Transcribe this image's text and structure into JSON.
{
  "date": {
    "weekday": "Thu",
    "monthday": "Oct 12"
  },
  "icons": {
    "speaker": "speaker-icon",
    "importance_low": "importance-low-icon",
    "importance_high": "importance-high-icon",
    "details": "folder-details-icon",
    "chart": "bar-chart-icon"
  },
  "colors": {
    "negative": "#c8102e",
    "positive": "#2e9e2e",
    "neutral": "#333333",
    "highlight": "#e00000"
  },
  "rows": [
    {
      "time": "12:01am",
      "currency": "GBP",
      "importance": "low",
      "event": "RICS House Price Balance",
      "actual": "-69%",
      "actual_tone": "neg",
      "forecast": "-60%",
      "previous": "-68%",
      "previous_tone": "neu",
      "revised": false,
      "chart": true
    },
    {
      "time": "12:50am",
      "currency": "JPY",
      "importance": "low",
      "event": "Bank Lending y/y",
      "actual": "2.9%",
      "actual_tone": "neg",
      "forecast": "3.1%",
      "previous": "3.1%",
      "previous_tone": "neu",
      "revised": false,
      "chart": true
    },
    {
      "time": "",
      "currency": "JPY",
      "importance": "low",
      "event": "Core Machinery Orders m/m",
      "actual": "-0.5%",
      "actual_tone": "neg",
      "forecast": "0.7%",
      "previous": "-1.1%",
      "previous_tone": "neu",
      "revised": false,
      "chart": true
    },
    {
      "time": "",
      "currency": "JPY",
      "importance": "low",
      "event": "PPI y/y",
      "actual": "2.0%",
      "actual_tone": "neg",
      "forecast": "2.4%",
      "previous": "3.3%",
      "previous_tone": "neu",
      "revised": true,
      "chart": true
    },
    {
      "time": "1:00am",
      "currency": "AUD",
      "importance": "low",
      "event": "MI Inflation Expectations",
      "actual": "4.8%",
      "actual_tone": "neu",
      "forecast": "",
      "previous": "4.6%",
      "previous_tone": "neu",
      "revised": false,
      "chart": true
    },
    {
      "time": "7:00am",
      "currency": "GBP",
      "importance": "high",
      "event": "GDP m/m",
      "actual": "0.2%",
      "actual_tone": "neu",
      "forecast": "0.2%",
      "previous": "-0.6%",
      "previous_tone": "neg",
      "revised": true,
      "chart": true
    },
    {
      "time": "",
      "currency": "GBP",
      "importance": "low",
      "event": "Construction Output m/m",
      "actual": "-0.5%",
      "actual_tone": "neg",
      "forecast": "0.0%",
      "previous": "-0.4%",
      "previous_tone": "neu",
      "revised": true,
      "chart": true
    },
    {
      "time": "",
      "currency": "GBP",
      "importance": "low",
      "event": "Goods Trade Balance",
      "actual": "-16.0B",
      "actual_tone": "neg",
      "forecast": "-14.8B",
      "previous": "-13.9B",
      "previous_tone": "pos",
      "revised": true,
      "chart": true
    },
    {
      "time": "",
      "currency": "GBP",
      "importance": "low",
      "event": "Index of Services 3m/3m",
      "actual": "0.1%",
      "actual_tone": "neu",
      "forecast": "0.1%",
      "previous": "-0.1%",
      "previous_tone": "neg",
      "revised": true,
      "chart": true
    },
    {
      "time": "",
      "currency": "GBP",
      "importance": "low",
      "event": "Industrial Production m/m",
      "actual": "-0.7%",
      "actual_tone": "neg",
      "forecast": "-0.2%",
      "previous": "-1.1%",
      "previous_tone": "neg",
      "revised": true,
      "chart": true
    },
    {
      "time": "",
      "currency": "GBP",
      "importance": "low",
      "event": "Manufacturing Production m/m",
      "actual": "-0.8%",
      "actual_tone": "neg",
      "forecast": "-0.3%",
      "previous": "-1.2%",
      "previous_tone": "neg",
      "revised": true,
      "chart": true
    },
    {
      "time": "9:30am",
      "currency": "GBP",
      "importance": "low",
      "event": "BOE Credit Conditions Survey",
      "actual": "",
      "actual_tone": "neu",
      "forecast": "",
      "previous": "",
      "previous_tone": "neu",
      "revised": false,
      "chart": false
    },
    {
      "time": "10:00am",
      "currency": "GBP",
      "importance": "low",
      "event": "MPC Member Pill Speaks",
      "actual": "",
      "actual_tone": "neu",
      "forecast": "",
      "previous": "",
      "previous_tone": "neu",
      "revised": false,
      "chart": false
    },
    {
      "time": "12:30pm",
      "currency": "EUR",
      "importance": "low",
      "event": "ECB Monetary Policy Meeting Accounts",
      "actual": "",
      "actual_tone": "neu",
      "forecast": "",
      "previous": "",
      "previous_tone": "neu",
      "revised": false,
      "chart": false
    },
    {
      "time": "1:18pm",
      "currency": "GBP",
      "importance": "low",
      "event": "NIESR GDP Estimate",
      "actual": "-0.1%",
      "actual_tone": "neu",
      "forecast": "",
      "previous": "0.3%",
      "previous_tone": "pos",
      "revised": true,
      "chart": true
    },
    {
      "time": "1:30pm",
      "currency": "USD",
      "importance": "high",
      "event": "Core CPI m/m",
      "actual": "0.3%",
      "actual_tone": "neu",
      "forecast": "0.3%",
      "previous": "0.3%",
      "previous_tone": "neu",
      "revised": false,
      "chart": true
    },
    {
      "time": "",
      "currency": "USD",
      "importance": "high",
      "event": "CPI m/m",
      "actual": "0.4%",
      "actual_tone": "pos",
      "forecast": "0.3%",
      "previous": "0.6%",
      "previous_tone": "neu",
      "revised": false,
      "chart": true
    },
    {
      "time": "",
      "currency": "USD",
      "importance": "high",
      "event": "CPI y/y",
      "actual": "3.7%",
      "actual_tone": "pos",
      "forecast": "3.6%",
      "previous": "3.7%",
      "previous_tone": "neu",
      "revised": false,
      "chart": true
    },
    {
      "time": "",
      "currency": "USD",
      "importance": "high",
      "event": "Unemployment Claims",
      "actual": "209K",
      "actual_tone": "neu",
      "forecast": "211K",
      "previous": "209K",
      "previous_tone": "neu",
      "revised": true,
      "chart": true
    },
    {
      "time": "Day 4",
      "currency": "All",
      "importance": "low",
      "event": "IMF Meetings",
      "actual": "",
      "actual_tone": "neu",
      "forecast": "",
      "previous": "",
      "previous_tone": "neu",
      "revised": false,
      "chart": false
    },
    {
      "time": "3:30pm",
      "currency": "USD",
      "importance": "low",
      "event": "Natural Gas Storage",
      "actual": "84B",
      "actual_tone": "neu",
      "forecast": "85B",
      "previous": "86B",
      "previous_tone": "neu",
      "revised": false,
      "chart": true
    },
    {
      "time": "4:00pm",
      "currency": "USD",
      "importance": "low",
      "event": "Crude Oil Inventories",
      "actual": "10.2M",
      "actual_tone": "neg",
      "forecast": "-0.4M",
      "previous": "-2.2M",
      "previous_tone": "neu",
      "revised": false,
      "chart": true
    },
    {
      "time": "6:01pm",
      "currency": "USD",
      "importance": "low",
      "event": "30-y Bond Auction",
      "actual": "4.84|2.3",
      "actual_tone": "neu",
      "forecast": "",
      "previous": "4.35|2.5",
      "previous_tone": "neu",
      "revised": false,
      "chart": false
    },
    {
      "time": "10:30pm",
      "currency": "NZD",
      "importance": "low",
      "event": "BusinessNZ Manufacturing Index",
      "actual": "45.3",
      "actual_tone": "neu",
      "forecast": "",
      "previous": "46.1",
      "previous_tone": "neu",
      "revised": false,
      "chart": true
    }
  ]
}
--
**TASK GOAL:** Copy each line above containing the string "Core".

**WRITTEN REPLY:**
      "event": "Core Machinery Orders m/m",
      "event": "Core CPI m/m",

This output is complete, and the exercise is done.